## Task
Find the lines that contain the word "specific" and copy each one.
BEGIN Dataset records
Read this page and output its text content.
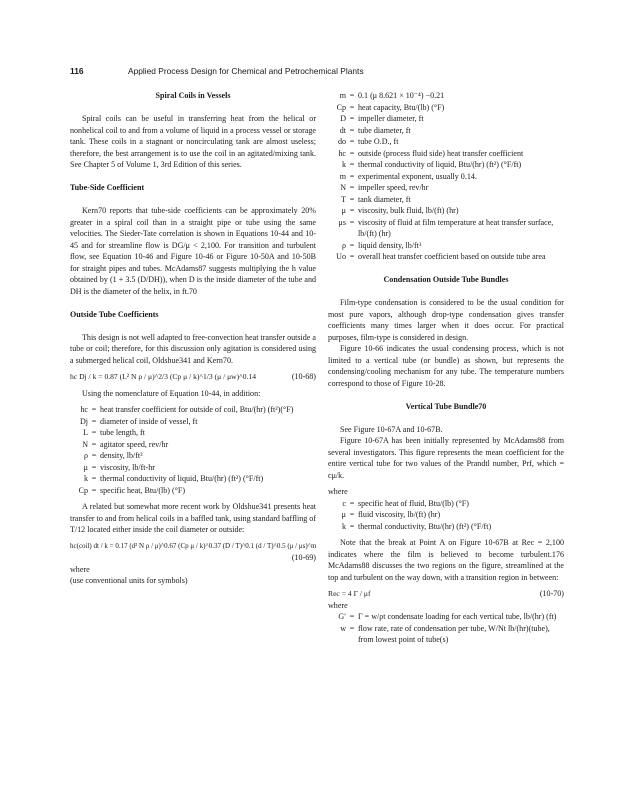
116	Applied Process Design for Chemical and Petrochemical Plants

Spiral Coils in Vessels

Spiral coils can be useful in transferring heat from the helical or nonhelical coil to and from a volume of liquid in a process vessel or storage tank. These coils in a stagnant or noncirculating tank are almost useless; therefore, the best arrangement is to use the coil in an agitated/mixing tank. See Chapter 5 of Volume 1, 3rd Edition of this series.

Tube-Side Coefficient

Kern70 reports that tube-side coefficients can be approximately 20% greater in a spiral coil than in a straight pipe or tube using the same velocities. The Sieder-Tate correlation is shown in Equations 10-44 and 10-45 and for streamline flow is DG/μ < 2,100. For transition and turbulent flow, see Equation 10-46 and Figure 10-46 or Figure 10-50A and 10-50B for straight pipes and tubes. McAdams87 suggests multiplying the h value obtained by (1 + 3.5 (D/DH)), when D is the inside diameter of the tube and DH is the diameter of the helix, in ft.70

Outside Tube Coefficients

This design is not well adapted to free-convection heat transfer outside a tube or coil; therefore, for this discussion only agitation is considered using a submerged helical coil, Oldshue341 and Kern70.

hc Dj / k = 0.87 (L² N ρ / μ)^2/3 (Cp μ / k)^1/3 (μ / μw)^0.14	(10-68)

Using the nomenclature of Equation 10-44, in addition:

hc = heat transfer coefficient for outside of coil, Btu/(hr) (ft²)(°F)
Dj = diameter of inside of vessel, ft
L = tube length, ft
N = agitator speed, rev/hr
ρ = density, lb/ft³
μ = viscosity, lb/ft-hr
k = thermal conductivity of liquid, Btu/(hr) (ft²) (°F/ft)
Cp = specific heat, Btu/(lb) (°F)

A related but somewhat more recent work by Oldshue341 presents heat transfer to and from helical coils in a baffled tank, using standard baffling of T/12 located either inside the coil diameter or outside:

hc(coil) dt / k = 0.17 (d² N ρ / μ)^0.67 (Cp μ / k)^0.37 (D / T)^0.1 (d / T)^0.5 (μ / μs)^m
(10-69)

where

(use conventional units for symbols)

m = 0.1 (μ 8.621 × 10⁻⁴) −0.21
Cp = heat capacity, Btu/(lb) (°F)
D = impeller diameter, ft
dt = tube diameter, ft
do = tube O.D., ft
hc = outside (process fluid side) heat transfer coefficient
k = thermal conductivity of liquid, Btu/(hr) (ft²) (°F/ft)
m = experimental exponent, usually 0.14.
N = impeller speed, rev/hr
T = tank diameter, ft
μ = viscosity, bulk fluid, lb/(ft) (hr)
μs = viscosity of fluid at film temperature at heat transfer surface, lb/(ft) (hr)
ρ = liquid density, lb/ft³
Uo = overall heat transfer coefficient based on outside tube area

Condensation Outside Tube Bundles

Film-type condensation is considered to be the usual condition for most pure vapors, although drop-type condensation gives transfer coefficients many times larger when it does occur. For practical purposes, film-type is considered in design.

Figure 10-66 indicates the usual condensing process, which is not limited to a vertical tube (or bundle) as shown, but represents the condensing/cooling mechanism for any tube. The temperature numbers correspond to those of Figure 10-28.

Vertical Tube Bundle70

See Figure 10-67A and 10-67B.

Figure 10-67A has been initially represented by McAdams88 from several investigators. This figure represents the mean coefficient for the entire vertical tube for two values of the Prandtl number, Prf, which = cμ/k.

where

c = specific heat of fluid, Btu/(lb) (°F)
μ = fluid viscosity, lb/(ft) (hr)
k = thermal conductivity, Btu/(hr) (ft²) (°F/ft)

Note that the break at Point A on Figure 10-67B at Rec = 2,100 indicates where the film is believed to become turbulent.176 McAdams88 discusses the two regions on the figure, streamlined at the top and turbulent on the way down, with a transition region in between:

Rec = 4 Γ / μf	(10-70)

where

G′ = Γ = w/ρt condensate loading for each vertical tube, lb/(hr) (ft)
w = flow rate, rate of condensation per tube, W/Nt lb/(hr)(tube), from lowest point of tube(s)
END Dataset records
## Written answer
Cp = specific heat, Btu/(lb) (°F)
c = specific heat of fluid, Btu/(lb) (°F)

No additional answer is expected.